** START OF Entries provided **
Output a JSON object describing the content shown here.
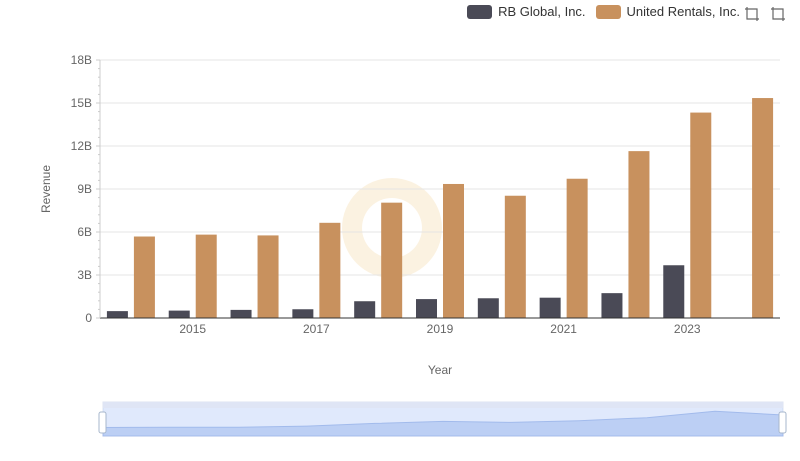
{
  "chart_data": {
    "type": "bar",
    "xlabel": "Year",
    "ylabel": "Revenue",
    "years": [
      2014,
      2015,
      2016,
      2017,
      2018,
      2019,
      2020,
      2021,
      2022,
      2023,
      2024
    ],
    "x_tick_labels": [
      "2015",
      "2017",
      "2019",
      "2021",
      "2023"
    ],
    "y_tick_labels": [
      "0",
      "3B",
      "6B",
      "9B",
      "12B",
      "15B",
      "18B"
    ],
    "ylim": [
      0,
      18000000000
    ],
    "grid": true,
    "legend_position": "top-right",
    "series": [
      {
        "name": "RB Global, Inc.",
        "color": "#4a4a56",
        "values": [
          480000000,
          516000000,
          566000000,
          610000000,
          1170000000,
          1319000000,
          1377000000,
          1417000000,
          1734000000,
          3680000000,
          null
        ]
      },
      {
        "name": "United Rentals, Inc.",
        "color": "#c8915e",
        "values": [
          5685000000,
          5817000000,
          5762000000,
          6641000000,
          8047000000,
          9351000000,
          8530000000,
          9716000000,
          11642000000,
          14332000000,
          15345000000
        ]
      }
    ]
  },
  "toolbox": {
    "zoom_icon": "data-zoom-icon",
    "restore_icon": "restore-icon"
  }
}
** END OF Entries provided **
▸ Given request
Without the pictures, restate all the entries above exactly.

▸ Expected output
Output a JSON object describing the content shown here.
{
  "chart_data": {
    "type": "bar",
    "xlabel": "Year",
    "ylabel": "Revenue",
    "years": [
      2014,
      2015,
      2016,
      2017,
      2018,
      2019,
      2020,
      2021,
      2022,
      2023,
      2024
    ],
    "x_tick_labels": [
      "2015",
      "2017",
      "2019",
      "2021",
      "2023"
    ],
    "y_tick_labels": [
      "0",
      "3B",
      "6B",
      "9B",
      "12B",
      "15B",
      "18B"
    ],
    "ylim": [
      0,
      18000000000
    ],
    "grid": true,
    "legend_position": "top-right",
    "series": [
      {
        "name": "RB Global, Inc.",
        "color": "#4a4a56",
        "values": [
          480000000,
          516000000,
          566000000,
          610000000,
          1170000000,
          1319000000,
          1377000000,
          1417000000,
          1734000000,
          3680000000,
          null
        ]
      },
      {
        "name": "United Rentals, Inc.",
        "color": "#c8915e",
        "values": [
          5685000000,
          5817000000,
          5762000000,
          6641000000,
          8047000000,
          9351000000,
          8530000000,
          9716000000,
          11642000000,
          14332000000,
          15345000000
        ]
      }
    ]
  },
  "toolbox": {
    "zoom_icon": "data-zoom-icon",
    "restore_icon": "restore-icon"
  }
}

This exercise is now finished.